- _The data_:
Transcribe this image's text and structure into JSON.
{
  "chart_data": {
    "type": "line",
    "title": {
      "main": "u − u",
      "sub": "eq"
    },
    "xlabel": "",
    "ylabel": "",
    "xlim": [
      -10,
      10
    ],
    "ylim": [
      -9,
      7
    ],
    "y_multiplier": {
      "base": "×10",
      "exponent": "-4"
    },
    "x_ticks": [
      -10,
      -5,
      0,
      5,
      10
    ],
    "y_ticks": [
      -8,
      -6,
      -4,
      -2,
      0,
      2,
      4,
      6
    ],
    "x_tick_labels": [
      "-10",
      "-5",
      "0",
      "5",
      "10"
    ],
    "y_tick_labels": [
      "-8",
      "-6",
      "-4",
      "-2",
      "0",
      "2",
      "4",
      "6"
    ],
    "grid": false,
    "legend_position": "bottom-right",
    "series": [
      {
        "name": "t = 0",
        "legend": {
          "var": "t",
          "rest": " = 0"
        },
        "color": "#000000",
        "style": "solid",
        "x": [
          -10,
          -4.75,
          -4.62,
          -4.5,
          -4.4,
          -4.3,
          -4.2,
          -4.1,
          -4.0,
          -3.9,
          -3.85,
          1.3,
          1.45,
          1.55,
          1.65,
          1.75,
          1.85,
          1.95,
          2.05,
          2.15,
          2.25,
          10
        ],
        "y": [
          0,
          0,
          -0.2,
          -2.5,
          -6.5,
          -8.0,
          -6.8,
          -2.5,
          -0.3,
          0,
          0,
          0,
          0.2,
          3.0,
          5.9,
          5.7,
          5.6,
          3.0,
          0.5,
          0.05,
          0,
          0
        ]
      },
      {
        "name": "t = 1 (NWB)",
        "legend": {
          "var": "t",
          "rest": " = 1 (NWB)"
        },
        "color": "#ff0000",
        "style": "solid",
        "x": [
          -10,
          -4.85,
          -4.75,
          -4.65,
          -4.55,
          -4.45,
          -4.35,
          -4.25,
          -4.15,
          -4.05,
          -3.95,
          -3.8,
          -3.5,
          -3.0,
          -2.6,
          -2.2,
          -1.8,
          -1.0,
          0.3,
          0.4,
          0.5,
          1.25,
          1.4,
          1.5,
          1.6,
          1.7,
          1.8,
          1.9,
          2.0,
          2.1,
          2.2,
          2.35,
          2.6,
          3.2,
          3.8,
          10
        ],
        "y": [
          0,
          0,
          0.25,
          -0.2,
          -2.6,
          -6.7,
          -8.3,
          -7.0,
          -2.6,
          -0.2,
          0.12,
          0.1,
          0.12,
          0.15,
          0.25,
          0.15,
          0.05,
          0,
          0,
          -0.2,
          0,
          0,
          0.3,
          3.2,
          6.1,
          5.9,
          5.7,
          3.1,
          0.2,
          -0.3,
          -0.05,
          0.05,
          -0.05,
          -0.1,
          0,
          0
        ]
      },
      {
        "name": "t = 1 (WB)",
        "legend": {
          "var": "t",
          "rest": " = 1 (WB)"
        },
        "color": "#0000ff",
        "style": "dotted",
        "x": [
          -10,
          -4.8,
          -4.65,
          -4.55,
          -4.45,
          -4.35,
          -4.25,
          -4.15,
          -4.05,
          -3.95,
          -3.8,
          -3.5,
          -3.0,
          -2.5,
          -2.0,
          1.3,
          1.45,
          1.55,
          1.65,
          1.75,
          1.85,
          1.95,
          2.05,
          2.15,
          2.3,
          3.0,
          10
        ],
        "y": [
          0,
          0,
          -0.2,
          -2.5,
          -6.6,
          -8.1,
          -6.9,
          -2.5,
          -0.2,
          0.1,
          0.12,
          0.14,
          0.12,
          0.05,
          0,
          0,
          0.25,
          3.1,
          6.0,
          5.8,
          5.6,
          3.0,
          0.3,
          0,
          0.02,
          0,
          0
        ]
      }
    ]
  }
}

- _Your task_: Extract the complete listing above, reproducing each line exactly.

- _Result of this task_:
Transcribe this image's text and structure into JSON.
{
  "chart_data": {
    "type": "line",
    "title": {
      "main": "u − u",
      "sub": "eq"
    },
    "xlabel": "",
    "ylabel": "",
    "xlim": [
      -10,
      10
    ],
    "ylim": [
      -9,
      7
    ],
    "y_multiplier": {
      "base": "×10",
      "exponent": "-4"
    },
    "x_ticks": [
      -10,
      -5,
      0,
      5,
      10
    ],
    "y_ticks": [
      -8,
      -6,
      -4,
      -2,
      0,
      2,
      4,
      6
    ],
    "x_tick_labels": [
      "-10",
      "-5",
      "0",
      "5",
      "10"
    ],
    "y_tick_labels": [
      "-8",
      "-6",
      "-4",
      "-2",
      "0",
      "2",
      "4",
      "6"
    ],
    "grid": false,
    "legend_position": "bottom-right",
    "series": [
      {
        "name": "t = 0",
        "legend": {
          "var": "t",
          "rest": " = 0"
        },
        "color": "#000000",
        "style": "solid",
        "x": [
          -10,
          -4.75,
          -4.62,
          -4.5,
          -4.4,
          -4.3,
          -4.2,
          -4.1,
          -4.0,
          -3.9,
          -3.85,
          1.3,
          1.45,
          1.55,
          1.65,
          1.75,
          1.85,
          1.95,
          2.05,
          2.15,
          2.25,
          10
        ],
        "y": [
          0,
          0,
          -0.2,
          -2.5,
          -6.5,
          -8.0,
          -6.8,
          -2.5,
          -0.3,
          0,
          0,
          0,
          0.2,
          3.0,
          5.9,
          5.7,
          5.6,
          3.0,
          0.5,
          0.05,
          0,
          0
        ]
      },
      {
        "name": "t = 1 (NWB)",
        "legend": {
          "var": "t",
          "rest": " = 1 (NWB)"
        },
        "color": "#ff0000",
        "style": "solid",
        "x": [
          -10,
          -4.85,
          -4.75,
          -4.65,
          -4.55,
          -4.45,
          -4.35,
          -4.25,
          -4.15,
          -4.05,
          -3.95,
          -3.8,
          -3.5,
          -3.0,
          -2.6,
          -2.2,
          -1.8,
          -1.0,
          0.3,
          0.4,
          0.5,
          1.25,
          1.4,
          1.5,
          1.6,
          1.7,
          1.8,
          1.9,
          2.0,
          2.1,
          2.2,
          2.35,
          2.6,
          3.2,
          3.8,
          10
        ],
        "y": [
          0,
          0,
          0.25,
          -0.2,
          -2.6,
          -6.7,
          -8.3,
          -7.0,
          -2.6,
          -0.2,
          0.12,
          0.1,
          0.12,
          0.15,
          0.25,
          0.15,
          0.05,
          0,
          0,
          -0.2,
          0,
          0,
          0.3,
          3.2,
          6.1,
          5.9,
          5.7,
          3.1,
          0.2,
          -0.3,
          -0.05,
          0.05,
          -0.05,
          -0.1,
          0,
          0
        ]
      },
      {
        "name": "t = 1 (WB)",
        "legend": {
          "var": "t",
          "rest": " = 1 (WB)"
        },
        "color": "#0000ff",
        "style": "dotted",
        "x": [
          -10,
          -4.8,
          -4.65,
          -4.55,
          -4.45,
          -4.35,
          -4.25,
          -4.15,
          -4.05,
          -3.95,
          -3.8,
          -3.5,
          -3.0,
          -2.5,
          -2.0,
          1.3,
          1.45,
          1.55,
          1.65,
          1.75,
          1.85,
          1.95,
          2.05,
          2.15,
          2.3,
          3.0,
          10
        ],
        "y": [
          0,
          0,
          -0.2,
          -2.5,
          -6.6,
          -8.1,
          -6.9,
          -2.5,
          -0.2,
          0.1,
          0.12,
          0.14,
          0.12,
          0.05,
          0,
          0,
          0.25,
          3.1,
          6.0,
          5.8,
          5.6,
          3.0,
          0.3,
          0,
          0.02,
          0,
          0
        ]
      }
    ]
  }
}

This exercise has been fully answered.